Items:
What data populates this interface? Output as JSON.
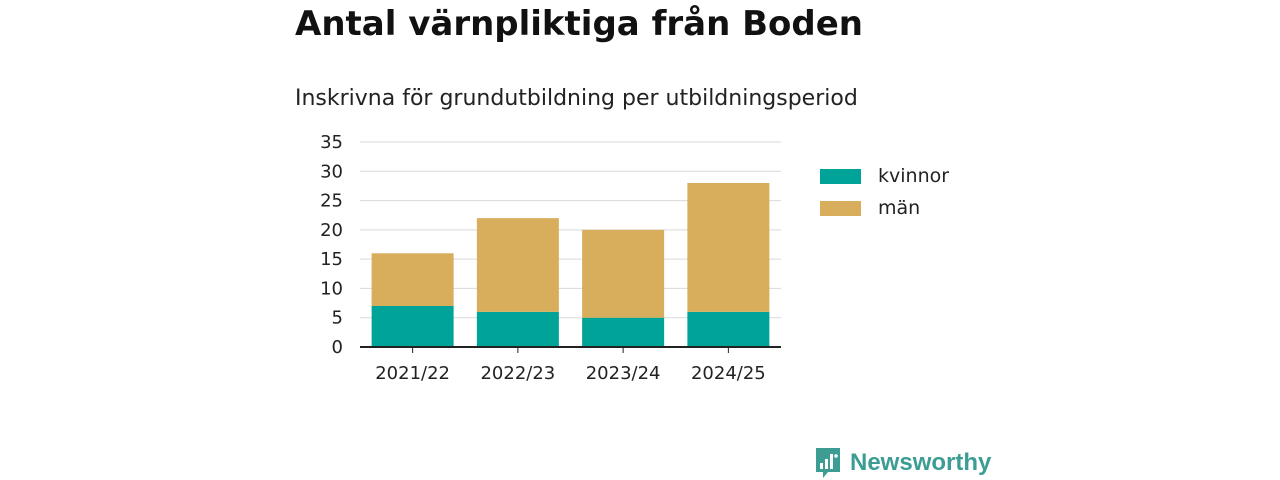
{
  "title": "Antal värnpliktiga från Boden",
  "subtitle": "Inskrivna för grundutbildning per utbildningsperiod",
  "brand": {
    "name": "Newsworthy",
    "icon": "newsworthy-logo-icon",
    "color": "#3d9d95"
  },
  "chart_data": {
    "type": "bar",
    "stacked": true,
    "categories": [
      "2021/22",
      "2022/23",
      "2023/24",
      "2024/25"
    ],
    "series": [
      {
        "name": "kvinnor",
        "color": "#00a398",
        "values": [
          7,
          6,
          5,
          6
        ]
      },
      {
        "name": "män",
        "color": "#d8ad5b",
        "values": [
          9,
          16,
          15,
          22
        ]
      }
    ],
    "ylim": [
      0,
      35
    ],
    "yticks": [
      "0",
      "5",
      "10",
      "15",
      "20",
      "25",
      "30",
      "35"
    ],
    "xlabel": "",
    "ylabel": "",
    "grid": true,
    "legend_position": "right"
  }
}
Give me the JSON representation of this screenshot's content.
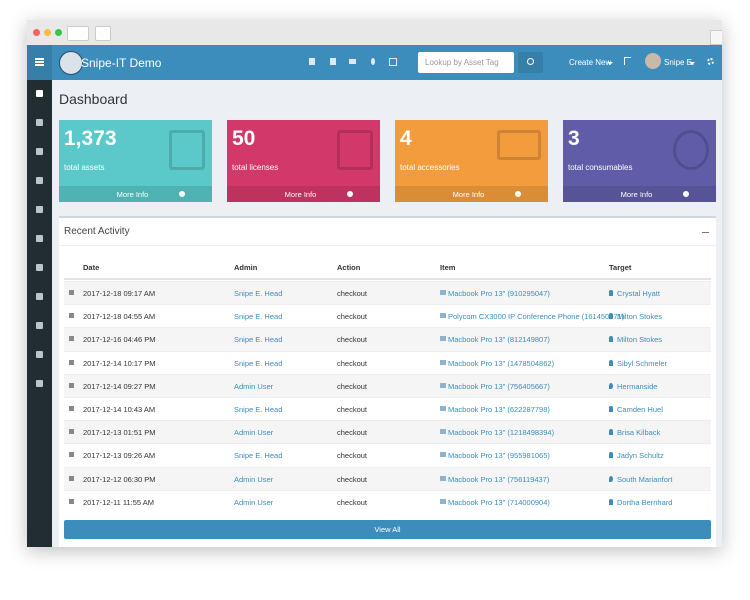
{
  "header": {
    "brand": "Snipe-IT Demo",
    "search_placeholder": "Lookup by Asset Tag",
    "create_new": "Create New",
    "user": "Snipe E."
  },
  "page": {
    "title": "Dashboard"
  },
  "stats": [
    {
      "value": "1,373",
      "label": "total assets",
      "link": "More Info"
    },
    {
      "value": "50",
      "label": "total licenses",
      "link": "More Info"
    },
    {
      "value": "4",
      "label": "total accessories",
      "link": "More Info"
    },
    {
      "value": "3",
      "label": "total consumables",
      "link": "More Info"
    }
  ],
  "activity": {
    "title": "Recent Activity",
    "columns": [
      "Date",
      "Admin",
      "Action",
      "Item",
      "Target"
    ],
    "rows": [
      [
        "2017-12-18 09:17 AM",
        "Snipe E. Head",
        "checkout",
        "Macbook Pro 13\" (910295047)",
        "Crystal Hyatt"
      ],
      [
        "2017-12-18 04:55 AM",
        "Snipe E. Head",
        "checkout",
        "Polycom CX3000 IP Conference Phone (161450171)",
        "Milton Stokes"
      ],
      [
        "2017-12-16 04:46 PM",
        "Snipe E. Head",
        "checkout",
        "Macbook Pro 13\" (812149807)",
        "Milton Stokes"
      ],
      [
        "2017-12-14 10:17 PM",
        "Snipe E. Head",
        "checkout",
        "Macbook Pro 13\" (1478504862)",
        "Sibyl Schmeler"
      ],
      [
        "2017-12-14 09:27 PM",
        "Admin User",
        "checkout",
        "Macbook Pro 13\" (756405667)",
        "Hermanside"
      ],
      [
        "2017-12-14 10:43 AM",
        "Snipe E. Head",
        "checkout",
        "Macbook Pro 13\" (622287798)",
        "Camden Huel"
      ],
      [
        "2017-12-13 01:51 PM",
        "Admin User",
        "checkout",
        "Macbook Pro 13\" (1218498394)",
        "Brisa Kilback"
      ],
      [
        "2017-12-13 09:26 AM",
        "Snipe E. Head",
        "checkout",
        "Macbook Pro 13\" (955981065)",
        "Jadyn Schultz"
      ],
      [
        "2017-12-12 06:30 PM",
        "Admin User",
        "checkout",
        "Macbook Pro 13\" (756119437)",
        "South Marianfort"
      ],
      [
        "2017-12-11 11:55 AM",
        "Admin User",
        "checkout",
        "Macbook Pro 13\" (714000904)",
        "Dortha Bernhard"
      ]
    ],
    "view_all": "View All"
  }
}
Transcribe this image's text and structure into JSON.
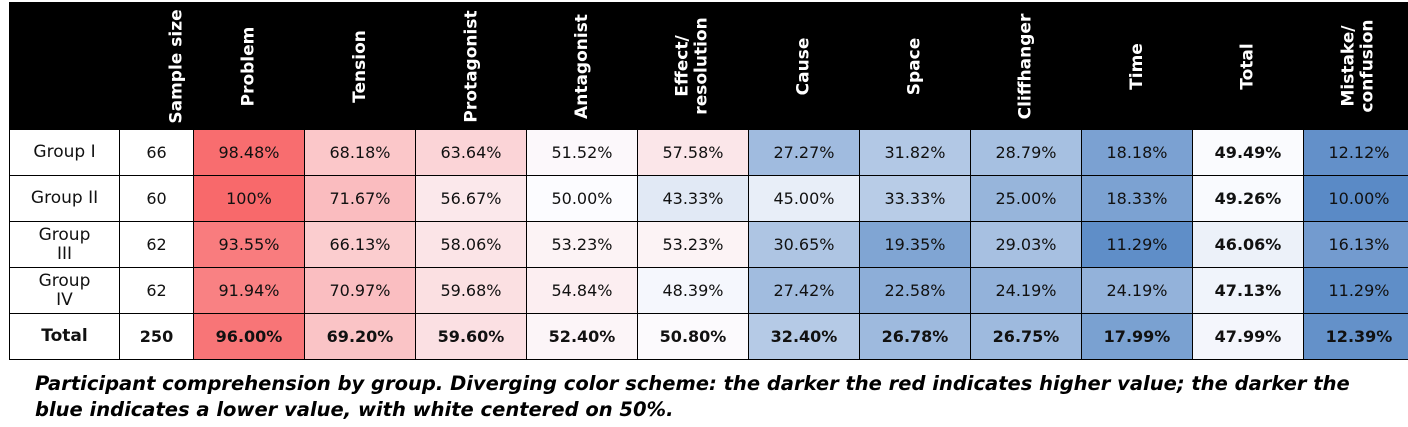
{
  "table": {
    "columns": [
      "",
      "Sample size",
      "Problem",
      "Tension",
      "Protagonist",
      "Antagonist",
      "Effect/\nresolution",
      "Cause",
      "Space",
      "Cliffhanger",
      "Time",
      "Total",
      "Mistake/\nconfusion"
    ],
    "rows": [
      {
        "label": "Group I",
        "sample": "66",
        "cells": [
          "98.48%",
          "68.18%",
          "63.64%",
          "51.52%",
          "57.58%",
          "27.27%",
          "31.82%",
          "28.79%",
          "18.18%",
          "49.49%",
          "12.12%"
        ]
      },
      {
        "label": "Group II",
        "sample": "60",
        "cells": [
          "100%",
          "71.67%",
          "56.67%",
          "50.00%",
          "43.33%",
          "45.00%",
          "33.33%",
          "25.00%",
          "18.33%",
          "49.26%",
          "10.00%"
        ]
      },
      {
        "label": "Group\nIII",
        "sample": "62",
        "cells": [
          "93.55%",
          "66.13%",
          "58.06%",
          "53.23%",
          "53.23%",
          "30.65%",
          "19.35%",
          "29.03%",
          "11.29%",
          "46.06%",
          "16.13%"
        ]
      },
      {
        "label": "Group\nIV",
        "sample": "62",
        "cells": [
          "91.94%",
          "70.97%",
          "59.68%",
          "54.84%",
          "48.39%",
          "27.42%",
          "22.58%",
          "24.19%",
          "24.19%",
          "47.13%",
          "11.29%"
        ]
      },
      {
        "label": "Total",
        "sample": "250",
        "cells": [
          "96.00%",
          "69.20%",
          "59.60%",
          "52.40%",
          "50.80%",
          "32.40%",
          "26.78%",
          "26.75%",
          "17.99%",
          "47.99%",
          "12.39%"
        ],
        "total": true
      }
    ],
    "bold_column": "Total"
  },
  "color_scale": {
    "high": "#f8696b",
    "mid": "#fcfcff",
    "low": "#5a8ac6",
    "center": 50
  },
  "caption": "Participant comprehension by group. Diverging color scheme: the darker the red indicates higher value; the darker the blue indicates a lower value, with white centered on 50%."
}
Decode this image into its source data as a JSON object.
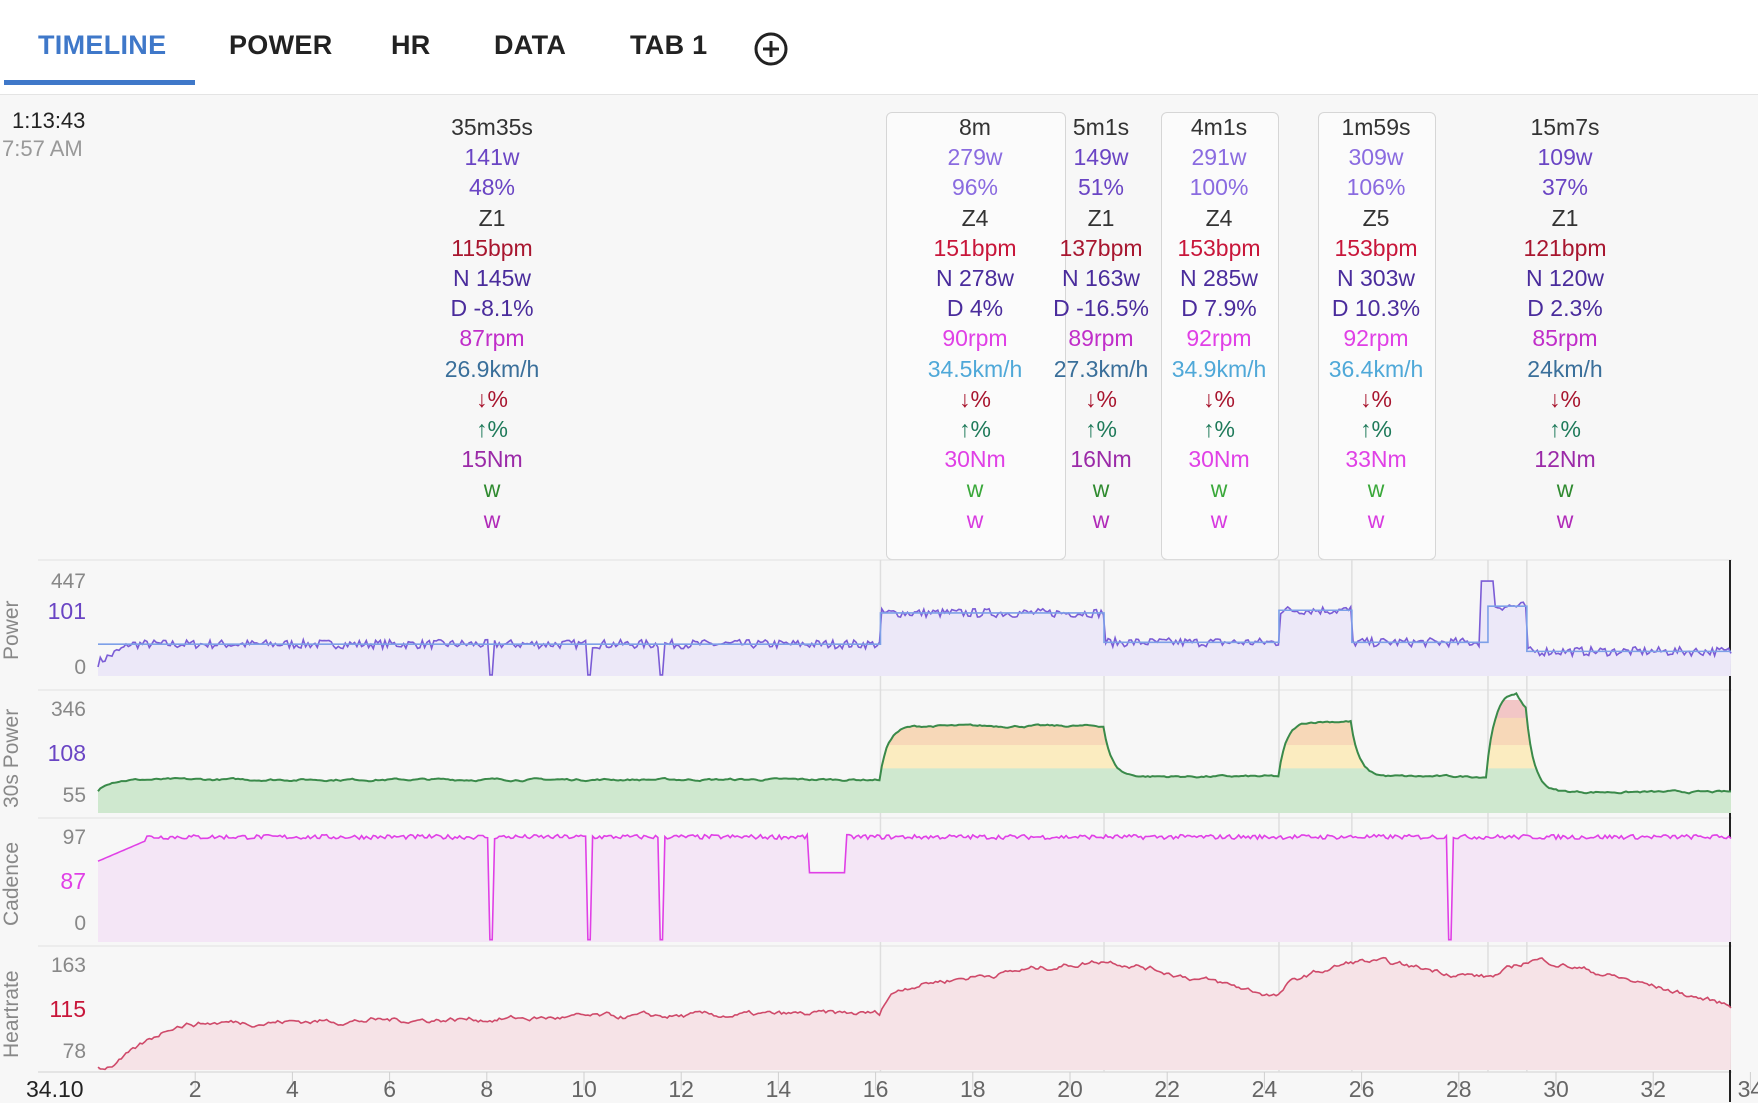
{
  "tabs": [
    {
      "label": "TIMELINE",
      "active": true
    },
    {
      "label": "POWER",
      "active": false
    },
    {
      "label": "HR",
      "active": false
    },
    {
      "label": "DATA",
      "active": false
    },
    {
      "label": "TAB 1",
      "active": false
    }
  ],
  "add_tab_icon": "plus-circle-icon",
  "header": {
    "elapsed": "1:13:43",
    "clock": "7:57 AM"
  },
  "segments": [
    {
      "duration": "35m35s",
      "power": "141w",
      "pct": "48%",
      "zone": "Z1",
      "hr": "115bpm",
      "np": "N 145w",
      "dev": "D -8.1%",
      "cad": "87rpm",
      "speed": "26.9km/h",
      "down": "↓%",
      "up": "↑%",
      "torque": "15Nm",
      "w1": "w",
      "w2": "w",
      "highlight": false
    },
    {
      "duration": "8m",
      "power": "279w",
      "pct": "96%",
      "zone": "Z4",
      "hr": "151bpm",
      "np": "N 278w",
      "dev": "D 4%",
      "cad": "90rpm",
      "speed": "34.5km/h",
      "down": "↓%",
      "up": "↑%",
      "torque": "30Nm",
      "w1": "w",
      "w2": "w",
      "highlight": true
    },
    {
      "duration": "5m1s",
      "power": "149w",
      "pct": "51%",
      "zone": "Z1",
      "hr": "137bpm",
      "np": "N 163w",
      "dev": "D -16.5%",
      "cad": "89rpm",
      "speed": "27.3km/h",
      "down": "↓%",
      "up": "↑%",
      "torque": "16Nm",
      "w1": "w",
      "w2": "w",
      "highlight": false
    },
    {
      "duration": "4m1s",
      "power": "291w",
      "pct": "100%",
      "zone": "Z4",
      "hr": "153bpm",
      "np": "N 285w",
      "dev": "D 7.9%",
      "cad": "92rpm",
      "speed": "34.9km/h",
      "down": "↓%",
      "up": "↑%",
      "torque": "30Nm",
      "w1": "w",
      "w2": "w",
      "highlight": true
    },
    {
      "duration": "1m59s",
      "power": "309w",
      "pct": "106%",
      "zone": "Z5",
      "hr": "153bpm",
      "np": "N 303w",
      "dev": "D 10.3%",
      "cad": "92rpm",
      "speed": "36.4km/h",
      "down": "↓%",
      "up": "↑%",
      "torque": "33Nm",
      "w1": "w",
      "w2": "w",
      "highlight": true
    },
    {
      "duration": "15m7s",
      "power": "109w",
      "pct": "37%",
      "zone": "Z1",
      "hr": "121bpm",
      "np": "N 120w",
      "dev": "D 2.3%",
      "cad": "85rpm",
      "speed": "24km/h",
      "down": "↓%",
      "up": "↑%",
      "torque": "12Nm",
      "w1": "w",
      "w2": "w",
      "highlight": false
    }
  ],
  "panels": [
    {
      "label": "Power",
      "max": "447",
      "current": "101",
      "min": "0",
      "line_color": "#7b5cd6",
      "current_color": "#6a45c4"
    },
    {
      "label": "30s Power",
      "max": "346",
      "current": "108",
      "min": "55",
      "line_color": "#3a8a4a",
      "current_color": "#6a45c4"
    },
    {
      "label": "Cadence",
      "max": "97",
      "current": "87",
      "min": "0",
      "line_color": "#e040e6",
      "current_color": "#e040e6"
    },
    {
      "label": "Heartrate",
      "max": "163",
      "current": "115",
      "min": "78",
      "line_color": "#cf4a6a",
      "current_color": "#c8163a"
    }
  ],
  "x_axis": {
    "cursor_label": "34.10",
    "ticks": [
      "2",
      "4",
      "6",
      "8",
      "10",
      "12",
      "14",
      "16",
      "18",
      "20",
      "22",
      "24",
      "26",
      "28",
      "30",
      "32",
      "34"
    ]
  },
  "chart_data": [
    {
      "type": "line",
      "name": "Power",
      "unit": "w",
      "x_unit": "minutes",
      "ylim": [
        0,
        447
      ],
      "intervals": [
        {
          "start": 0,
          "end": 16.1,
          "avg": 141
        },
        {
          "start": 16.1,
          "end": 20.7,
          "avg": 279
        },
        {
          "start": 20.7,
          "end": 24.3,
          "avg": 149
        },
        {
          "start": 24.3,
          "end": 25.8,
          "avg": 291
        },
        {
          "start": 25.8,
          "end": 28.6,
          "avg": 149
        },
        {
          "start": 28.6,
          "end": 29.4,
          "avg": 309
        },
        {
          "start": 29.4,
          "end": 34.6,
          "avg": 109
        }
      ]
    },
    {
      "type": "area",
      "name": "30s Power",
      "unit": "w",
      "x_unit": "minutes",
      "ylim": [
        55,
        346
      ]
    },
    {
      "type": "line",
      "name": "Cadence",
      "unit": "rpm",
      "x_unit": "minutes",
      "ylim": [
        0,
        97
      ]
    },
    {
      "type": "line",
      "name": "Heartrate",
      "unit": "bpm",
      "x_unit": "minutes",
      "ylim": [
        78,
        163
      ]
    }
  ]
}
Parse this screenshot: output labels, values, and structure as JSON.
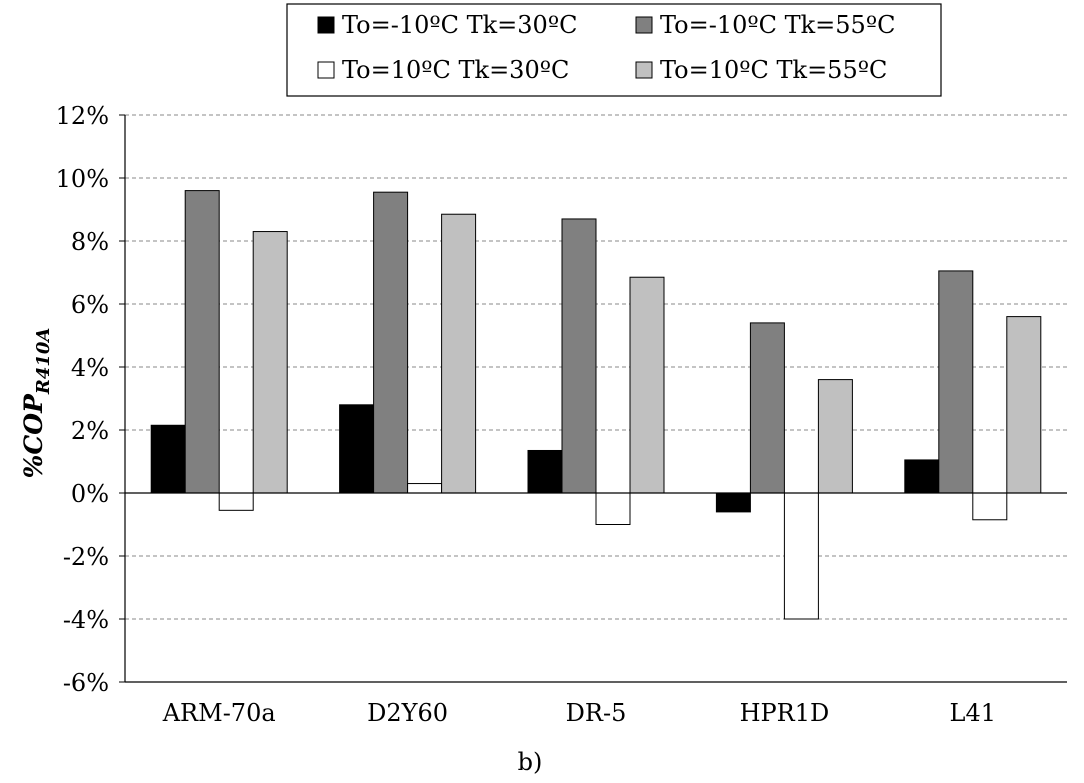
{
  "chart_data": {
    "type": "bar",
    "caption": "b)",
    "ylabel": {
      "main": "%COP",
      "subscript": "R410A"
    },
    "categories": [
      "ARM-70a",
      "D2Y60",
      "DR-5",
      "HPR1D",
      "L41"
    ],
    "ylim": [
      -6,
      12
    ],
    "yticks": [
      -6,
      -4,
      -2,
      0,
      2,
      4,
      6,
      8,
      10,
      12
    ],
    "ytick_labels": [
      "-6%",
      "-4%",
      "-2%",
      "0%",
      "2%",
      "4%",
      "6%",
      "8%",
      "10%",
      "12%"
    ],
    "grid": true,
    "legend_placement": "top",
    "series": [
      {
        "name": "To=-10ºC Tk=30ºC",
        "color": "#000000",
        "values": [
          2.15,
          2.8,
          1.35,
          -0.6,
          1.05
        ]
      },
      {
        "name": "To=-10ºC Tk=55ºC",
        "color": "#808080",
        "values": [
          9.6,
          9.55,
          8.7,
          5.4,
          7.05
        ]
      },
      {
        "name": "To=10ºC Tk=30ºC",
        "color": "#ffffff",
        "values": [
          -0.55,
          0.3,
          -1.0,
          -4.0,
          -0.85
        ]
      },
      {
        "name": "To=10ºC Tk=55ºC",
        "color": "#c0c0c0",
        "values": [
          8.3,
          8.85,
          6.85,
          3.6,
          5.6
        ]
      }
    ]
  }
}
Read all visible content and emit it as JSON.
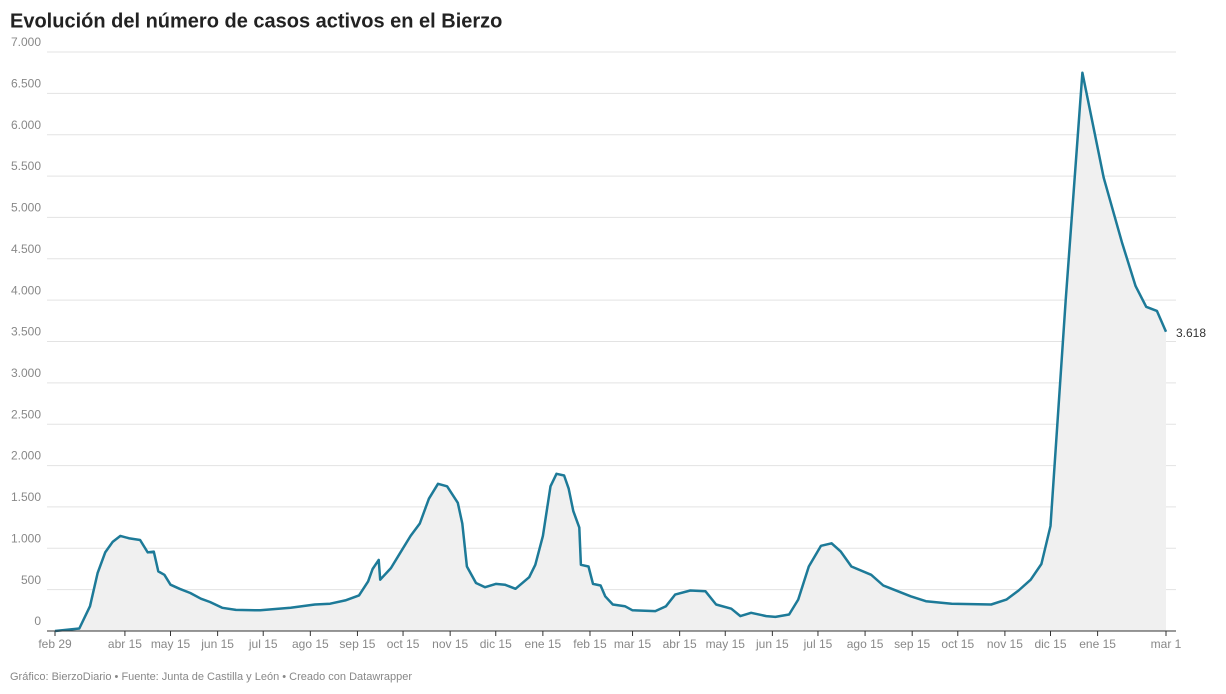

Given exercise: Only the lines from the line with "Parse this screenshot: output" to the end of the records should be repeated, exactly and without pictures.

Finished exercise:
Parse this screenshot: output labels, values, and structure as JSON.
{
  "chart_data": {
    "type": "bar",
    "caption": "b)",
    "ylabel": {
      "main": "%COP",
      "subscript": "R410A"
    },
    "categories": [
      "ARM-70a",
      "D2Y60",
      "DR-5",
      "HPR1D",
      "L41"
    ],
    "ylim": [
      -6,
      12
    ],
    "yticks": [
      -6,
      -4,
      -2,
      0,
      2,
      4,
      6,
      8,
      10,
      12
    ],
    "ytick_labels": [
      "-6%",
      "-4%",
      "-2%",
      "0%",
      "2%",
      "4%",
      "6%",
      "8%",
      "10%",
      "12%"
    ],
    "grid": true,
    "legend_placement": "top",
    "series": [
      {
        "name": "To=-10ºC Tk=30ºC",
        "color": "#000000",
        "values": [
          2.15,
          2.8,
          1.35,
          -0.6,
          1.05
        ]
      },
      {
        "name": "To=-10ºC Tk=55ºC",
        "color": "#808080",
        "values": [
          9.6,
          9.55,
          8.7,
          5.4,
          7.05
        ]
      },
      {
        "name": "To=10ºC Tk=30ºC",
        "color": "#ffffff",
        "values": [
          -0.55,
          0.3,
          -1.0,
          -4.0,
          -0.85
        ]
      },
      {
        "name": "To=10ºC Tk=55ºC",
        "color": "#c0c0c0",
        "values": [
          8.3,
          8.85,
          6.85,
          3.6,
          5.6
        ]
      }
    ]
  }
}
Read all visible content and emit it as JSON.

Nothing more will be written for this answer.